─── Items ───

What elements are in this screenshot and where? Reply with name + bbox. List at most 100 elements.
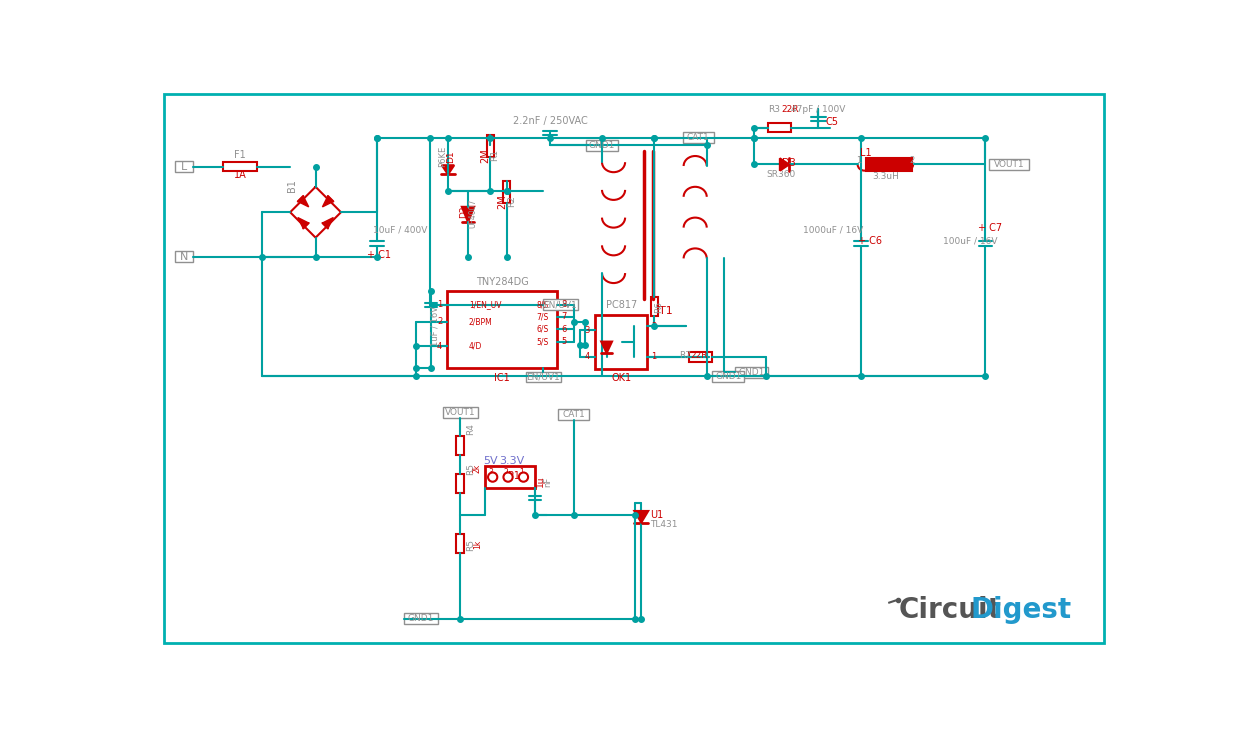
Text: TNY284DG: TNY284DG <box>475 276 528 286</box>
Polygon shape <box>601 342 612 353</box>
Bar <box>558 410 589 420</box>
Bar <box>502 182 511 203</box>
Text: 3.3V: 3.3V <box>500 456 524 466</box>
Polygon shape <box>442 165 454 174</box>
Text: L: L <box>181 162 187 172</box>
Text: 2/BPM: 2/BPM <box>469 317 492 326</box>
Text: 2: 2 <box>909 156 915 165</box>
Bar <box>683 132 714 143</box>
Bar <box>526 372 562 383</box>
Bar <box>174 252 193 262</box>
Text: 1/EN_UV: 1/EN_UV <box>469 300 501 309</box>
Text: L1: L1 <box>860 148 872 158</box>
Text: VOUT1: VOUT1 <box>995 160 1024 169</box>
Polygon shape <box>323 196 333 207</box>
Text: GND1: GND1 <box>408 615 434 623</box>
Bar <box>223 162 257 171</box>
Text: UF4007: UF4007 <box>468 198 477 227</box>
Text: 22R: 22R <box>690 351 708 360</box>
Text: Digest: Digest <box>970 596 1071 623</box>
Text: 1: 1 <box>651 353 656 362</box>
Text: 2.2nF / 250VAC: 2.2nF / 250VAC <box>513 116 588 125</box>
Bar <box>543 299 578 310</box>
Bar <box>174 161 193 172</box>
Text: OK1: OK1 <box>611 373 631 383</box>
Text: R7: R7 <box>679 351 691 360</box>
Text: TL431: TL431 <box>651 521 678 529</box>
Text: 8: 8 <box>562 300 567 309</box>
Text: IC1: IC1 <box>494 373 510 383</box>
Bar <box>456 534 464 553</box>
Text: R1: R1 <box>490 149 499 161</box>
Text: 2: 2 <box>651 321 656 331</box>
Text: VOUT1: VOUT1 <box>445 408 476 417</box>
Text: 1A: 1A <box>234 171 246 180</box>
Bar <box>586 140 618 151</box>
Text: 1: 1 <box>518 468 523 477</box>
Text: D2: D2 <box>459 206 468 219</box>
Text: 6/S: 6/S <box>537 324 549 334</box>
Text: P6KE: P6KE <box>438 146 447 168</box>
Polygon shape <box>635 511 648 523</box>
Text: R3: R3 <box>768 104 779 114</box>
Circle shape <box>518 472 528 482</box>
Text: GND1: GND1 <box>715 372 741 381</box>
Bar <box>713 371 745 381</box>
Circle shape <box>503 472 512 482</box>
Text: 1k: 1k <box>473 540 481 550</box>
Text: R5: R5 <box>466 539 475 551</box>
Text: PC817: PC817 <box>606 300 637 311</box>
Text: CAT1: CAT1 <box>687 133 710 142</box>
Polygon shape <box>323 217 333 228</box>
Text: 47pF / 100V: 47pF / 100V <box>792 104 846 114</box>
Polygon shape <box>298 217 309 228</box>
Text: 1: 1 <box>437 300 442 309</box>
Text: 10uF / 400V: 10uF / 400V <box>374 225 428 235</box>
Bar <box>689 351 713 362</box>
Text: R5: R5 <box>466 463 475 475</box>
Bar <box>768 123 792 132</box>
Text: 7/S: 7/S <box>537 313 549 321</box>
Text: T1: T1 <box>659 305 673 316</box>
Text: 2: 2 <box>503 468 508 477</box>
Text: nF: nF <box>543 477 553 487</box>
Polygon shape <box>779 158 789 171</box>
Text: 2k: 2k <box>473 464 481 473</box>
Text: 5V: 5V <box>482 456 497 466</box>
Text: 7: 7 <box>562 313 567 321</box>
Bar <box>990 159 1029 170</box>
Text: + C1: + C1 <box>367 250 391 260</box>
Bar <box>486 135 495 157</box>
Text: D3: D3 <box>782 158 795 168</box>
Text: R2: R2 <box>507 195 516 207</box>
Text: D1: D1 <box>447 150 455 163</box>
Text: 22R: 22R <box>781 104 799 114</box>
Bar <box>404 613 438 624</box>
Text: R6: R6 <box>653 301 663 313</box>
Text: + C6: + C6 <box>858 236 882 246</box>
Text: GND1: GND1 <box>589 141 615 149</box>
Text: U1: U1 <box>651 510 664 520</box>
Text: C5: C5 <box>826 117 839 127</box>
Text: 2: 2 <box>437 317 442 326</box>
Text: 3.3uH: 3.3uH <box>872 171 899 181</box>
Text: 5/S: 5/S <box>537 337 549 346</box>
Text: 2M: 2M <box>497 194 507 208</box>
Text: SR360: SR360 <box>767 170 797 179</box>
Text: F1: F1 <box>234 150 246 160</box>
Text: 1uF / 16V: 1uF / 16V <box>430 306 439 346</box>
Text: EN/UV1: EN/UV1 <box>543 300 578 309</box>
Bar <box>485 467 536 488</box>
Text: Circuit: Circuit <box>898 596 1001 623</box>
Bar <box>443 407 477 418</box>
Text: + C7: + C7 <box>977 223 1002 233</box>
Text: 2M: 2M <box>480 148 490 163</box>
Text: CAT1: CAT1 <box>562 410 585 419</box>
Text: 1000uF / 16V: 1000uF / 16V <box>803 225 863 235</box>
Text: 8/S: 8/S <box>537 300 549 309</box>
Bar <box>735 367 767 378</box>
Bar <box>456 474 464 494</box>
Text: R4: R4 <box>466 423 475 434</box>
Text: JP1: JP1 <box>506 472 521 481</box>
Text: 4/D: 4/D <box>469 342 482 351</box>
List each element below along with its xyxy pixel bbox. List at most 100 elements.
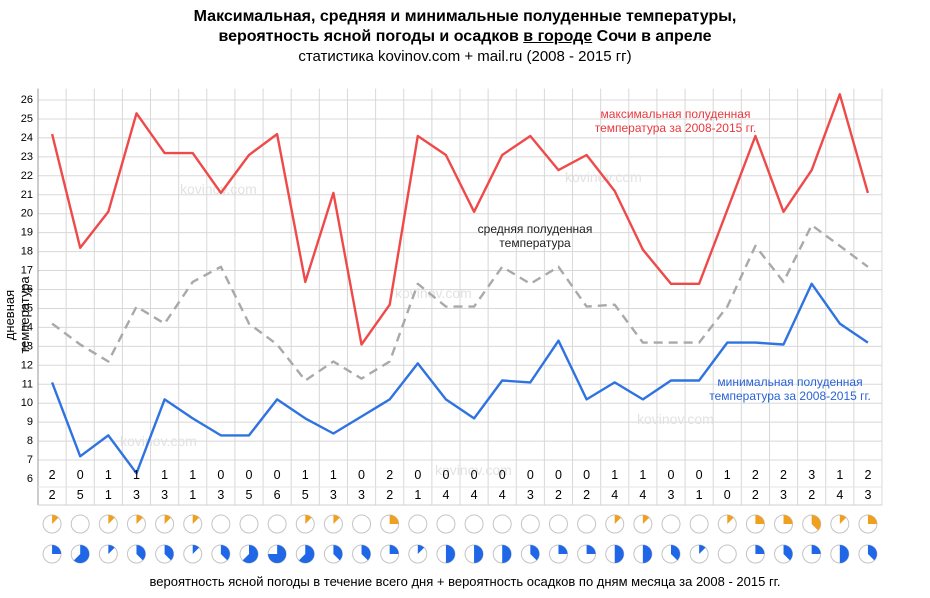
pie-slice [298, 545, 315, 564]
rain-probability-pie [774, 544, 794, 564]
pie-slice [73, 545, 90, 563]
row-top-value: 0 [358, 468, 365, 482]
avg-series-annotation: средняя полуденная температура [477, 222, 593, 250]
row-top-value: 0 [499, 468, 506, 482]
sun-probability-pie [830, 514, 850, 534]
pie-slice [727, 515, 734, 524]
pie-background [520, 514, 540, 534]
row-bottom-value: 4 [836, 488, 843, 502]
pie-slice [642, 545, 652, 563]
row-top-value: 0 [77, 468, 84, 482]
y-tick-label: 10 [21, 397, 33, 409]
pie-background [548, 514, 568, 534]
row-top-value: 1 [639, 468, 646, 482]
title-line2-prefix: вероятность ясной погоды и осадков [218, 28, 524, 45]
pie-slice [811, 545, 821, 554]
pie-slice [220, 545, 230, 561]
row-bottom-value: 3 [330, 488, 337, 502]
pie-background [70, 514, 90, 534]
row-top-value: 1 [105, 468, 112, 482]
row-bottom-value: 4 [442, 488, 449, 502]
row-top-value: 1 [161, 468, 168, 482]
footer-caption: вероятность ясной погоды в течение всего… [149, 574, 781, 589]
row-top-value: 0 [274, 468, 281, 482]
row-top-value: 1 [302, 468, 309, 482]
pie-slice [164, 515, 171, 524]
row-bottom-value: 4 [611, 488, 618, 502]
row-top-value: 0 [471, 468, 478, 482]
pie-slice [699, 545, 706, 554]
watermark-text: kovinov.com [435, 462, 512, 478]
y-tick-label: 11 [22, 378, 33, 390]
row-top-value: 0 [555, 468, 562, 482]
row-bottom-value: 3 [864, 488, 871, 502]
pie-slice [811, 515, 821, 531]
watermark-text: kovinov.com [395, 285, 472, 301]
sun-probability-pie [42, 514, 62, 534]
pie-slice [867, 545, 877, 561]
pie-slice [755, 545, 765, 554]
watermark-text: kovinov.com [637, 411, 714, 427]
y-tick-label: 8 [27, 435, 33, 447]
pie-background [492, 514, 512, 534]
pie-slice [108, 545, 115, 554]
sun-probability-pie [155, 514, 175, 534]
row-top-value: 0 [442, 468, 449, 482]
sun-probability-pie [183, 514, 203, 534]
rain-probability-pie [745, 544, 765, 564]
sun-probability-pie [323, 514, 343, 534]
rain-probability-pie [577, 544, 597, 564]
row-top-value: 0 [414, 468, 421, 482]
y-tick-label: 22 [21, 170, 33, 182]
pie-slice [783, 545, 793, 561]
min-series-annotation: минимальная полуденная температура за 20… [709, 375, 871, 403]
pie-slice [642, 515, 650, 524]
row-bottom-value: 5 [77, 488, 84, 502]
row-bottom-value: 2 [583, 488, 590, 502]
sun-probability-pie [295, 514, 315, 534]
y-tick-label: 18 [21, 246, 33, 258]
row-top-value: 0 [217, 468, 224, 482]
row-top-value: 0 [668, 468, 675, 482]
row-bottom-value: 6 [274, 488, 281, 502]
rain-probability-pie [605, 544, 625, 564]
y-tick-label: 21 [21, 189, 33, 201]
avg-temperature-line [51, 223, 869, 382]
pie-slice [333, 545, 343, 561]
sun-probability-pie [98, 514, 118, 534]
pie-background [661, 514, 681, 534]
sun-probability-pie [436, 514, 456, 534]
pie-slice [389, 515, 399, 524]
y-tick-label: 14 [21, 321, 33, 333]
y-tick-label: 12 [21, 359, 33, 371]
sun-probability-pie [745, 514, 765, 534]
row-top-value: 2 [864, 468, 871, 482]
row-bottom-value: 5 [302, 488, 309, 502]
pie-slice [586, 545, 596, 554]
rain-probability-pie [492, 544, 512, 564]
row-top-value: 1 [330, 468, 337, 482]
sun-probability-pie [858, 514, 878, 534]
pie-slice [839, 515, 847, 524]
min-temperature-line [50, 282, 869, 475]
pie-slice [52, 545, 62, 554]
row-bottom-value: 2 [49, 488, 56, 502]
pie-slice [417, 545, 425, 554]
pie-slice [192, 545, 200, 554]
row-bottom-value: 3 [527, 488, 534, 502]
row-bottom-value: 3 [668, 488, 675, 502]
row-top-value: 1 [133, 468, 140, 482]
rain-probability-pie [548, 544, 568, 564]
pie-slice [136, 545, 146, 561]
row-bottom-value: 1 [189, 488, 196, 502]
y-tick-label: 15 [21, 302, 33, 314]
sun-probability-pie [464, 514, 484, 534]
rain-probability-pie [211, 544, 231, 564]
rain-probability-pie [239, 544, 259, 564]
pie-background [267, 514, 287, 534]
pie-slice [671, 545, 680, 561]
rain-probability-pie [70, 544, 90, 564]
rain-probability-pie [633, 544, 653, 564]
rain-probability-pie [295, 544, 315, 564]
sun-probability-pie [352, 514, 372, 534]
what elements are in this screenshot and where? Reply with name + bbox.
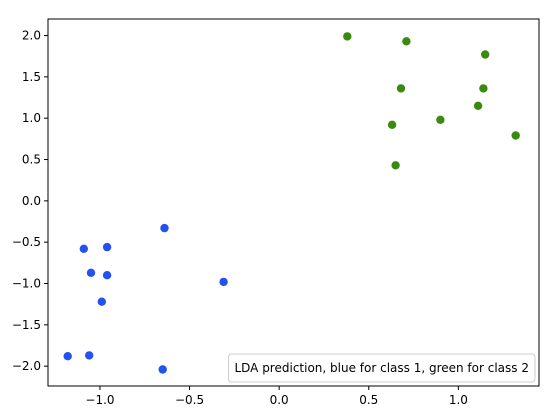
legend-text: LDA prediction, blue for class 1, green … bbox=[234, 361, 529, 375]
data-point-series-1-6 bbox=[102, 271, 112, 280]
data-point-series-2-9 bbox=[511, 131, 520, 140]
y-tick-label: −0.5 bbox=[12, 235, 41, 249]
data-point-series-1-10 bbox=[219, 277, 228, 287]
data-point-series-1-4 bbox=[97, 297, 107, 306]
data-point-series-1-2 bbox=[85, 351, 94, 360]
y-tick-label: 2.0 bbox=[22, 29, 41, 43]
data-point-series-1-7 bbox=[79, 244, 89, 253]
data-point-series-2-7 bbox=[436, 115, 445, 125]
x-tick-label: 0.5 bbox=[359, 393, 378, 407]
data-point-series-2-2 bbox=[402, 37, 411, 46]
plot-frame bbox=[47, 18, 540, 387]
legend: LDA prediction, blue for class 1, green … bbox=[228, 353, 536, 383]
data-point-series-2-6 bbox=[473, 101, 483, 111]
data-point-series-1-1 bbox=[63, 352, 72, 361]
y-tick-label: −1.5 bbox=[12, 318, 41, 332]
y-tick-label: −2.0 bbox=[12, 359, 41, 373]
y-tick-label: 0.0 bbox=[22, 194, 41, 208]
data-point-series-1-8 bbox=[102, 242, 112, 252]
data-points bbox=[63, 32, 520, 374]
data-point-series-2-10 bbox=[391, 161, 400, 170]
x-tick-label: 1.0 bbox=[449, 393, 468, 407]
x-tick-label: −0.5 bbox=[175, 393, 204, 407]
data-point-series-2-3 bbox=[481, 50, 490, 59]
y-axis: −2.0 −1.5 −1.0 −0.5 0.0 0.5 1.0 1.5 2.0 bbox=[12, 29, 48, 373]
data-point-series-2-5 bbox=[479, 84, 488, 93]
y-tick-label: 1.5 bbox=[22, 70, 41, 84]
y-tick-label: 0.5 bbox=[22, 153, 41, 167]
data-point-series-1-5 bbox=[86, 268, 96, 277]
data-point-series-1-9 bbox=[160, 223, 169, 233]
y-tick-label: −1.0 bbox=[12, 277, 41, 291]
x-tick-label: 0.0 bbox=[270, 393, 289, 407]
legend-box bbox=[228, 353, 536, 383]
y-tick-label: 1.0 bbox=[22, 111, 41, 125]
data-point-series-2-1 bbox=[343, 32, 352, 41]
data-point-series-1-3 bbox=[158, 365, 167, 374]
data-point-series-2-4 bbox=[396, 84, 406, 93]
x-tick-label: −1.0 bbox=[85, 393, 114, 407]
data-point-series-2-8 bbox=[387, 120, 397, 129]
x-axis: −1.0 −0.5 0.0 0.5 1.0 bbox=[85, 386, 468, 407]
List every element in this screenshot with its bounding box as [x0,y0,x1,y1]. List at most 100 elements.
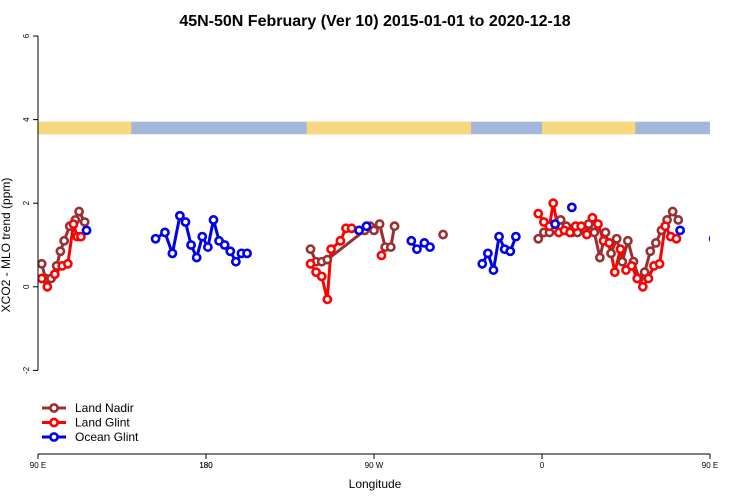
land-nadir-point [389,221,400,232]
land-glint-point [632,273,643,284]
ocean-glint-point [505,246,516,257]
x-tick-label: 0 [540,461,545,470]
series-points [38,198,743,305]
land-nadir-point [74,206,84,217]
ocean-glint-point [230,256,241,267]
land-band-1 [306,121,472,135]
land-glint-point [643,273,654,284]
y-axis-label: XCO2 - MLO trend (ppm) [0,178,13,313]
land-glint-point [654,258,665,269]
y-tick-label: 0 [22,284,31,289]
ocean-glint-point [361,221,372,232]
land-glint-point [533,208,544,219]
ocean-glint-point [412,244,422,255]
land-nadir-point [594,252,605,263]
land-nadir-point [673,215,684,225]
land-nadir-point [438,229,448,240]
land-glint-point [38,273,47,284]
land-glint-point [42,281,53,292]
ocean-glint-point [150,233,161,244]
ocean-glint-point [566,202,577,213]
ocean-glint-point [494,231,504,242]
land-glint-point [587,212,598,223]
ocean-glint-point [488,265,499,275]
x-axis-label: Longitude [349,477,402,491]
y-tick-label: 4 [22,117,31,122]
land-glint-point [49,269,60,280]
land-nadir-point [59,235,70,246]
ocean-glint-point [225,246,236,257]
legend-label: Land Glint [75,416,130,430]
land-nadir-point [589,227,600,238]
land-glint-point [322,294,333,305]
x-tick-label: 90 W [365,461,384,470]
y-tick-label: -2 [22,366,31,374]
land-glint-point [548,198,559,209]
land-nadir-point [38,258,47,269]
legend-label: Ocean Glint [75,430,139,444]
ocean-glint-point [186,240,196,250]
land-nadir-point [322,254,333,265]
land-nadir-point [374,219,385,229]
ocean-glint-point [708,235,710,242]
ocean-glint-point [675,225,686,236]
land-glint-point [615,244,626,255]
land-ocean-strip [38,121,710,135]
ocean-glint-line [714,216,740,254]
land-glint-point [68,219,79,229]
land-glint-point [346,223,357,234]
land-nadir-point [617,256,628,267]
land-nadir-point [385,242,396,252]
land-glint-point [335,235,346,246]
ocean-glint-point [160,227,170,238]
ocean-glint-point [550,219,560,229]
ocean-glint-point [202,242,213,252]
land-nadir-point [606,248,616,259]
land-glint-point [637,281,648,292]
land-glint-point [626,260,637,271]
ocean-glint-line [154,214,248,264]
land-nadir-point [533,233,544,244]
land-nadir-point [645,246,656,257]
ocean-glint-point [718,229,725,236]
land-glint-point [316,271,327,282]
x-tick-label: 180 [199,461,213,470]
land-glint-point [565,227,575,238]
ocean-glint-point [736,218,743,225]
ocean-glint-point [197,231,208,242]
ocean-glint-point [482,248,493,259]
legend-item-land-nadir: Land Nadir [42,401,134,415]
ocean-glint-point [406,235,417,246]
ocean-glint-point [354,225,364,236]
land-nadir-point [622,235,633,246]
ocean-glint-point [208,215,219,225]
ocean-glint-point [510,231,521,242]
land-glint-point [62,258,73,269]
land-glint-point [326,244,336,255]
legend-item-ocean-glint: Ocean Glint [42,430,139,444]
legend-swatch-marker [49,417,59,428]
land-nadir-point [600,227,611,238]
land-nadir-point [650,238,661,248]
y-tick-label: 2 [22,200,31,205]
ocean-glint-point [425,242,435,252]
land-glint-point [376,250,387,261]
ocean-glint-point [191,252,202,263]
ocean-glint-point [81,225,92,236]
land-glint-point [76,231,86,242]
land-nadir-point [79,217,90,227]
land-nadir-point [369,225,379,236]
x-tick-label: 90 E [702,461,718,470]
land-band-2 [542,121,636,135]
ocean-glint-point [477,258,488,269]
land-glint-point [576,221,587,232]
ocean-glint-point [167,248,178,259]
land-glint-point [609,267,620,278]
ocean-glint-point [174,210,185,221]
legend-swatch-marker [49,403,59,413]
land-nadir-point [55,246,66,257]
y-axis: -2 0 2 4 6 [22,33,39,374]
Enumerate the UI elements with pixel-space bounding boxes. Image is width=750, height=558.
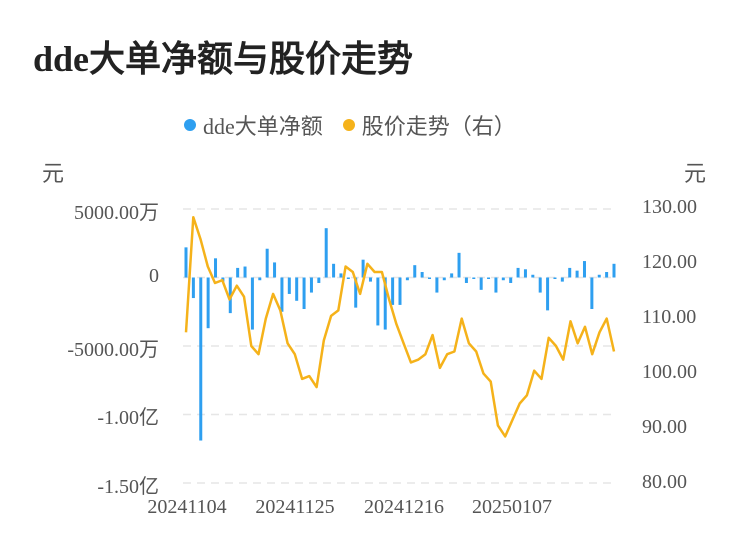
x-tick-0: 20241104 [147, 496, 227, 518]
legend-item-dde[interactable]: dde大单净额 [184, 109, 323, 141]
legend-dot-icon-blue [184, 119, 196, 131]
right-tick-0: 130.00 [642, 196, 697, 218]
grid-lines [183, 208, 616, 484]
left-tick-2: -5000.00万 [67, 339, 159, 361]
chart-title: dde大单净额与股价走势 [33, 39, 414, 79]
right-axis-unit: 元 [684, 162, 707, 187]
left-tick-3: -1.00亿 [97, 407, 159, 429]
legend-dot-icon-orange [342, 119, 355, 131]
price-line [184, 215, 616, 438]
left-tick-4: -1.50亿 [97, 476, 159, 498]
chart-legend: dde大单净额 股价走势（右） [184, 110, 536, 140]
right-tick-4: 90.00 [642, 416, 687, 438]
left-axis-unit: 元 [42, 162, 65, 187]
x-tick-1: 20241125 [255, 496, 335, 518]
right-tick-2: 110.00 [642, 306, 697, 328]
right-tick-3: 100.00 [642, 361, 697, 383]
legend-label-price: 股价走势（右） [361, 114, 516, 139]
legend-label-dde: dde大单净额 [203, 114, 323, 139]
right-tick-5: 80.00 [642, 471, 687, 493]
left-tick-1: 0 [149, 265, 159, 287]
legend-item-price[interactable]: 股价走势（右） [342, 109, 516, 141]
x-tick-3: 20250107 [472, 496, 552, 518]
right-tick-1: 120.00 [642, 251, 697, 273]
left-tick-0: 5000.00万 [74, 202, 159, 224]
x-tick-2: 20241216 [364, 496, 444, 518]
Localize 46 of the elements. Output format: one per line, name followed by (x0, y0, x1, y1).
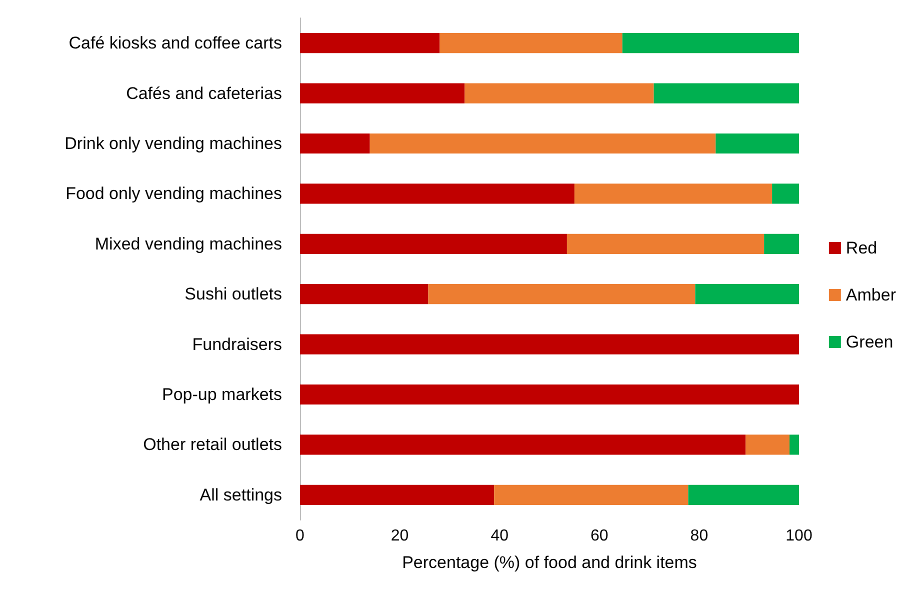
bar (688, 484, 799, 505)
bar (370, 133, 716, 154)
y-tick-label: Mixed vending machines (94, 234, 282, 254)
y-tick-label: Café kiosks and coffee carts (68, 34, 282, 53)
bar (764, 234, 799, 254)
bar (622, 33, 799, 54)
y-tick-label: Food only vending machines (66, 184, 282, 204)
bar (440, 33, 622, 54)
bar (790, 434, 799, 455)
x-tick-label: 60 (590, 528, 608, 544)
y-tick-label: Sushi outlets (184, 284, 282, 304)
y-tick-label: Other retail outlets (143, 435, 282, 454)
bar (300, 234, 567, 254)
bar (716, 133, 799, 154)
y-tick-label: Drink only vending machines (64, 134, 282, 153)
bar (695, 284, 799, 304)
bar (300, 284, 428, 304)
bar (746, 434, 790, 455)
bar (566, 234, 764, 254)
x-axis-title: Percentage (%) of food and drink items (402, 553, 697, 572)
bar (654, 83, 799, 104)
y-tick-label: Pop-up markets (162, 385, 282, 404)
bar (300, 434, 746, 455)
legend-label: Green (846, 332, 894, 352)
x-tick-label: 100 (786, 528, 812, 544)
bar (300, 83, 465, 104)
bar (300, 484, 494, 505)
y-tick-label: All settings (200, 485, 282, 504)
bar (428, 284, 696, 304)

───

(Aim):
Please reproduce the lines beginning at the one with "legend-text: LDA prediction, blue" and ending after the one with "y-tick-label: 0.0 bbox=[22, 194, 41, 208]", substituting "chart-frame" for "plot-frame" and leaving everything else untouched.

(Expected answer):
legend-text: LDA prediction, blue for class 1, green … bbox=[234, 361, 529, 375]
data-point-series-1-6 bbox=[102, 271, 112, 280]
data-point-series-2-9 bbox=[511, 131, 520, 140]
y-tick-label: −0.5 bbox=[12, 235, 41, 249]
data-point-series-1-10 bbox=[219, 277, 228, 287]
data-point-series-1-4 bbox=[97, 297, 107, 306]
data-point-series-1-2 bbox=[85, 351, 94, 360]
y-tick-label: 2.0 bbox=[22, 29, 41, 43]
data-point-series-1-7 bbox=[79, 244, 89, 253]
data-point-series-2-7 bbox=[436, 115, 445, 125]
x-tick-label: 0.5 bbox=[359, 393, 378, 407]
data-point-series-2-2 bbox=[402, 37, 411, 46]
chart-frame bbox=[47, 18, 540, 387]
legend: LDA prediction, blue for class 1, green … bbox=[228, 353, 536, 383]
data-point-series-2-6 bbox=[473, 101, 483, 111]
data-point-series-1-1 bbox=[63, 352, 72, 361]
y-tick-label: −1.5 bbox=[12, 318, 41, 332]
y-tick-label: −2.0 bbox=[12, 359, 41, 373]
y-tick-label: 0.0 bbox=[22, 194, 41, 208]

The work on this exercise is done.